• _Directive_
From the entries below, copy out every line with "MyJava" in it.

• _Supplied data_
►
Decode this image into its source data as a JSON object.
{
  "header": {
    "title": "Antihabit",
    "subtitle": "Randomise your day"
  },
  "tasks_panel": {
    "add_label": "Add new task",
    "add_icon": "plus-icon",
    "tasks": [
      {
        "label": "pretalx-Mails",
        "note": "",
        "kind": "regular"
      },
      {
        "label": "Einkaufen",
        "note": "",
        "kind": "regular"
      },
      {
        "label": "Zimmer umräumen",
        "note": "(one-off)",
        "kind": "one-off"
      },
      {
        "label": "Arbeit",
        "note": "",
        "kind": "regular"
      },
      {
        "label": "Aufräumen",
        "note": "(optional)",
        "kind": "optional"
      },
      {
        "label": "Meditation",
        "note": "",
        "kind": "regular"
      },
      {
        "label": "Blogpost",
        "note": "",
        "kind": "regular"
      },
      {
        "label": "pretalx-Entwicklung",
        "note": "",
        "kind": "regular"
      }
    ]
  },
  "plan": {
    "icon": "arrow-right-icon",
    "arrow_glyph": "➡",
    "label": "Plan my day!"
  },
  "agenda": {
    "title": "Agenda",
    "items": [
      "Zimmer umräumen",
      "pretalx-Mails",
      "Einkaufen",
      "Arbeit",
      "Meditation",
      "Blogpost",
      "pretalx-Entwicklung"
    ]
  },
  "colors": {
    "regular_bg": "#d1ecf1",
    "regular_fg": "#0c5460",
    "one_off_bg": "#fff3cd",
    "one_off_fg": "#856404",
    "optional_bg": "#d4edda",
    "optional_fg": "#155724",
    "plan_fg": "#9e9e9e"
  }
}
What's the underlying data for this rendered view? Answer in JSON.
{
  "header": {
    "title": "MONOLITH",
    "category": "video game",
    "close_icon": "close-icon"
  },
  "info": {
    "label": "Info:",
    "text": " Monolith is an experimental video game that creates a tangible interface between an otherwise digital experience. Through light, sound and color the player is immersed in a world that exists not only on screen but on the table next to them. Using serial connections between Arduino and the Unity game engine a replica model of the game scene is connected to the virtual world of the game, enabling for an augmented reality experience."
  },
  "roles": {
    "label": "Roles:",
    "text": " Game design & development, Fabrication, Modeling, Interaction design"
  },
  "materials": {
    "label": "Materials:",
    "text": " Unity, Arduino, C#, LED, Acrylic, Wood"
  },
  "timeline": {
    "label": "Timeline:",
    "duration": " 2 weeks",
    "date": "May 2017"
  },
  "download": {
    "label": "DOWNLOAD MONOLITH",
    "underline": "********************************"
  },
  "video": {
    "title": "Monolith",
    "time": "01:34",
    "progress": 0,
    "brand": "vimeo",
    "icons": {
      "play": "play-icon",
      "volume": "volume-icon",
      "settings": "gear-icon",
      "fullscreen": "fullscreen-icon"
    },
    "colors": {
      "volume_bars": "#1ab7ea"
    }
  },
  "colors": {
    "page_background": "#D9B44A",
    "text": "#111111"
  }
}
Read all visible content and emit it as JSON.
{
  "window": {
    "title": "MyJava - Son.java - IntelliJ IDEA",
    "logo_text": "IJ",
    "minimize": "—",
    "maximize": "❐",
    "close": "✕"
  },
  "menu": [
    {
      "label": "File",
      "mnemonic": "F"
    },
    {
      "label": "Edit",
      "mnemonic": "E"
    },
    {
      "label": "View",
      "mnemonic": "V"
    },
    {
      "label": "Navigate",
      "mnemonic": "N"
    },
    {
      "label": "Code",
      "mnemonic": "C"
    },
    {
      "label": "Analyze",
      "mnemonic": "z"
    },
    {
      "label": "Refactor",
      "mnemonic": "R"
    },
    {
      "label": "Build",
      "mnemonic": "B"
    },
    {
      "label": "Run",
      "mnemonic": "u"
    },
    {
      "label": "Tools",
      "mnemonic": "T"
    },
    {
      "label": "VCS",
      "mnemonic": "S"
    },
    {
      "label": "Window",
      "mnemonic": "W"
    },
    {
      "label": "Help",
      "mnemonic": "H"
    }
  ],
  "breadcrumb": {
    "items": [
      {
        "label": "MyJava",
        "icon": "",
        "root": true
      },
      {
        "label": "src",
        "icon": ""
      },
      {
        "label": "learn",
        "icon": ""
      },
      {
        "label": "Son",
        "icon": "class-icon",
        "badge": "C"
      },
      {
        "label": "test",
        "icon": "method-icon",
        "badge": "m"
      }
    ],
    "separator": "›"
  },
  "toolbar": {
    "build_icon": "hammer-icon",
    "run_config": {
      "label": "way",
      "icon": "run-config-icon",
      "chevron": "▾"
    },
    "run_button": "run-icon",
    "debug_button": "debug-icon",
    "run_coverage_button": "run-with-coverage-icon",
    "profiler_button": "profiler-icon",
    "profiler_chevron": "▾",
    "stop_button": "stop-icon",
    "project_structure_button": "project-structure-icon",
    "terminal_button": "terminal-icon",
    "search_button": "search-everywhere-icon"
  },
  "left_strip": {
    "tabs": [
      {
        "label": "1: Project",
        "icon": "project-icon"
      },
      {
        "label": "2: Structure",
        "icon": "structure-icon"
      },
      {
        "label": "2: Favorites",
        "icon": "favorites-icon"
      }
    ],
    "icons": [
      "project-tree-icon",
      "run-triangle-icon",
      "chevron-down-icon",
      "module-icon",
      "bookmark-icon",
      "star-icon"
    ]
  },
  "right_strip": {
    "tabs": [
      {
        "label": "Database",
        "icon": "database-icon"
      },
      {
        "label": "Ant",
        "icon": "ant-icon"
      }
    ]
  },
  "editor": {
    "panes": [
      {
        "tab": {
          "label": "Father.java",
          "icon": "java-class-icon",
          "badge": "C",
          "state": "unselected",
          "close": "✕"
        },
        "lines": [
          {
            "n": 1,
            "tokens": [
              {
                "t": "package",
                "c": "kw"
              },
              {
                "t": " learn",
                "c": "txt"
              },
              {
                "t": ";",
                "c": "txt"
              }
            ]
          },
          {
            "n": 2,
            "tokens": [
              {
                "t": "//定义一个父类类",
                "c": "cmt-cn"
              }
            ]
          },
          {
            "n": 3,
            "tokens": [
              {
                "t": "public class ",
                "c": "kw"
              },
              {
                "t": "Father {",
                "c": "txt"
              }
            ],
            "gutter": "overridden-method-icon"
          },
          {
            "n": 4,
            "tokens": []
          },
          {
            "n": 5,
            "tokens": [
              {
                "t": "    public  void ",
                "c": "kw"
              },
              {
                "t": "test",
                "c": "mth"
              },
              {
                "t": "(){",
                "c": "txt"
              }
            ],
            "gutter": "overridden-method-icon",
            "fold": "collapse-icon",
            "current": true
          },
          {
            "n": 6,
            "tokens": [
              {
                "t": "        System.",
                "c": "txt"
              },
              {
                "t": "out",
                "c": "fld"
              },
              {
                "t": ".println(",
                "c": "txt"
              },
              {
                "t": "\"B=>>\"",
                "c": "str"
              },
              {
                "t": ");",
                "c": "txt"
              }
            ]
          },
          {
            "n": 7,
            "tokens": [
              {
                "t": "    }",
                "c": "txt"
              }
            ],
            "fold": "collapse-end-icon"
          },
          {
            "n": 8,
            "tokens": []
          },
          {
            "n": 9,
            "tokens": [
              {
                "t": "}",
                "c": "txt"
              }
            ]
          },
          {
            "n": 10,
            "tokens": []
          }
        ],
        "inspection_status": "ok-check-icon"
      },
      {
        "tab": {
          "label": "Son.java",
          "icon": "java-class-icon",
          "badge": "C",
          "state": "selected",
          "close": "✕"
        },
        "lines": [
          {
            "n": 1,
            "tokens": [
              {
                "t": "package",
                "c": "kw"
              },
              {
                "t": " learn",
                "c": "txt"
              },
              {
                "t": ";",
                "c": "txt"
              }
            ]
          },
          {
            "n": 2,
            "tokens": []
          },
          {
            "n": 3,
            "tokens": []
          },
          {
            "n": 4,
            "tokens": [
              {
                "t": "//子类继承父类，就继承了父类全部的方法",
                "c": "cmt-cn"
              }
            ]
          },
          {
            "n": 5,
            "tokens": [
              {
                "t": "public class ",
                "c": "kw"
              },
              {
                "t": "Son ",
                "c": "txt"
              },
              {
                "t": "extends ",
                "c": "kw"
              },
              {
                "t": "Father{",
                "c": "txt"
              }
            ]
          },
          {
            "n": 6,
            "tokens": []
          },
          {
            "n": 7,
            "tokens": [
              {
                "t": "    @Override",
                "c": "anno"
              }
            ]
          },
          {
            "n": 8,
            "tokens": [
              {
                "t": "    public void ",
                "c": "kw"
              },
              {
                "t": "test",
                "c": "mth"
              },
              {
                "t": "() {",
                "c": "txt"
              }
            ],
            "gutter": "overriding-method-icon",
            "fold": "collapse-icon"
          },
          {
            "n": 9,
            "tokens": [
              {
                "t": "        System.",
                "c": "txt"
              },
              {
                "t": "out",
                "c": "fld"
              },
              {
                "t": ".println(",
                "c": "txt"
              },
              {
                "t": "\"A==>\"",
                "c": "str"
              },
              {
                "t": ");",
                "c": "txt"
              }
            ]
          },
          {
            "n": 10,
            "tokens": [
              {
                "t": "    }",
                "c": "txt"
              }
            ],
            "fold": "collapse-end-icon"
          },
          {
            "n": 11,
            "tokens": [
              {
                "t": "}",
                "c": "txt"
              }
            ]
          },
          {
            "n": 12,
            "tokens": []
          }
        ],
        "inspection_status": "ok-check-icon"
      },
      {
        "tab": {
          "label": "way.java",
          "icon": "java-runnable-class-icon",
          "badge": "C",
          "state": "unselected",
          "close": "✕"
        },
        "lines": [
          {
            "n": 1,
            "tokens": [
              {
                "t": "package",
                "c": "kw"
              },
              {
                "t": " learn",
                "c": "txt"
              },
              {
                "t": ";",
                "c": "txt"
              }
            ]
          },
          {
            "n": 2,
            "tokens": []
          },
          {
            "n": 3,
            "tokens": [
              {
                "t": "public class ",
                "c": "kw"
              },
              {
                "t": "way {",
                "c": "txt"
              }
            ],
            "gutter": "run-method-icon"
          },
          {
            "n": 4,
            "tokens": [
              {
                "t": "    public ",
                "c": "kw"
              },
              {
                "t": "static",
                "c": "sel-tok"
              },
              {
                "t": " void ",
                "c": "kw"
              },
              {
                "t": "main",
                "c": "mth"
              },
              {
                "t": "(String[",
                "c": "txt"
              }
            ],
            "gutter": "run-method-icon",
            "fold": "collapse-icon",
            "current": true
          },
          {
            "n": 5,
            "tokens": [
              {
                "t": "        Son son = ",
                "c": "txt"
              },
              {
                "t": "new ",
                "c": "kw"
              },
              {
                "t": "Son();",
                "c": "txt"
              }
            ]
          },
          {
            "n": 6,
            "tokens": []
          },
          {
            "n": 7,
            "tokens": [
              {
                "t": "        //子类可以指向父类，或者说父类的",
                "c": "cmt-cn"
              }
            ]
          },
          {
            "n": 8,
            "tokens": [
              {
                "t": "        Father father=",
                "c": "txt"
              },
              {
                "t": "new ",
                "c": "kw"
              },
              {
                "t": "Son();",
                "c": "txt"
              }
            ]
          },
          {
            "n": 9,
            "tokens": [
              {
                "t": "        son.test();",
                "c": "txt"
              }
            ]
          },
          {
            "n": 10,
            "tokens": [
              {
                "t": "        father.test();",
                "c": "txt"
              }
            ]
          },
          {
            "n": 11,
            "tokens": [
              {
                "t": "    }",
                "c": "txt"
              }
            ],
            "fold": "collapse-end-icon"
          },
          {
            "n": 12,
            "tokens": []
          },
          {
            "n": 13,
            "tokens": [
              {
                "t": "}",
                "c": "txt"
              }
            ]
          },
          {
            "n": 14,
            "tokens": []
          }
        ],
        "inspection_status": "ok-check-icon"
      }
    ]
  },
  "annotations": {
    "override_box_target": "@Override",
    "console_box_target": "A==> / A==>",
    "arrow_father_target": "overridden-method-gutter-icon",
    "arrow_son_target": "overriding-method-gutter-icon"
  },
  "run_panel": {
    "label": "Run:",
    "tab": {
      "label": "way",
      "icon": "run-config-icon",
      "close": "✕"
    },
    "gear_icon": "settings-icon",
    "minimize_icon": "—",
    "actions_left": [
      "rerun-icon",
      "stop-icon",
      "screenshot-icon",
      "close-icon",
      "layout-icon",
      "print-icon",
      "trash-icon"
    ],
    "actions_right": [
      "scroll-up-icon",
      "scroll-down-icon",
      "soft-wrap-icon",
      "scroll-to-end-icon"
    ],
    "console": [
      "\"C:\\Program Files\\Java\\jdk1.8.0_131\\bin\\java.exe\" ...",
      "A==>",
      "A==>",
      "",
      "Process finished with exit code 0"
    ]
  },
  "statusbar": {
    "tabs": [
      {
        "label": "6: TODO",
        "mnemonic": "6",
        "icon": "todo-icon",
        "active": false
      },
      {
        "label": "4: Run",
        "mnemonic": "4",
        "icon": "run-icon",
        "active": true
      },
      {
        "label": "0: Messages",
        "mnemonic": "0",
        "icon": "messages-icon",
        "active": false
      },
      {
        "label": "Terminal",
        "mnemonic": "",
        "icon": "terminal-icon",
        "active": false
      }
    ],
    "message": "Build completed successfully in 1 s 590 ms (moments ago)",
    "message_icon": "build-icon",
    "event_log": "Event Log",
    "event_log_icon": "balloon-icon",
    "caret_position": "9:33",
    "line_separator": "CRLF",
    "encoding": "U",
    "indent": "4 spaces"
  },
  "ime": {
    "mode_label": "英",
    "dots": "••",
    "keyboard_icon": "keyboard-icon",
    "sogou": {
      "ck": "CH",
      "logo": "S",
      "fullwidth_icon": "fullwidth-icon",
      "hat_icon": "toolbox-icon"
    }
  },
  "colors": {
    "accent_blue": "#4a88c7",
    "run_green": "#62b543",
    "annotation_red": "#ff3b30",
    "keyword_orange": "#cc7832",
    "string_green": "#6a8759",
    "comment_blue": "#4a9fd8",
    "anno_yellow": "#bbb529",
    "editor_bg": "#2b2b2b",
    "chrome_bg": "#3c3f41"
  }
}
◄
• _Task response_
    "title": "MyJava - Son.java - IntelliJ IDEA",
        "label": "MyJava",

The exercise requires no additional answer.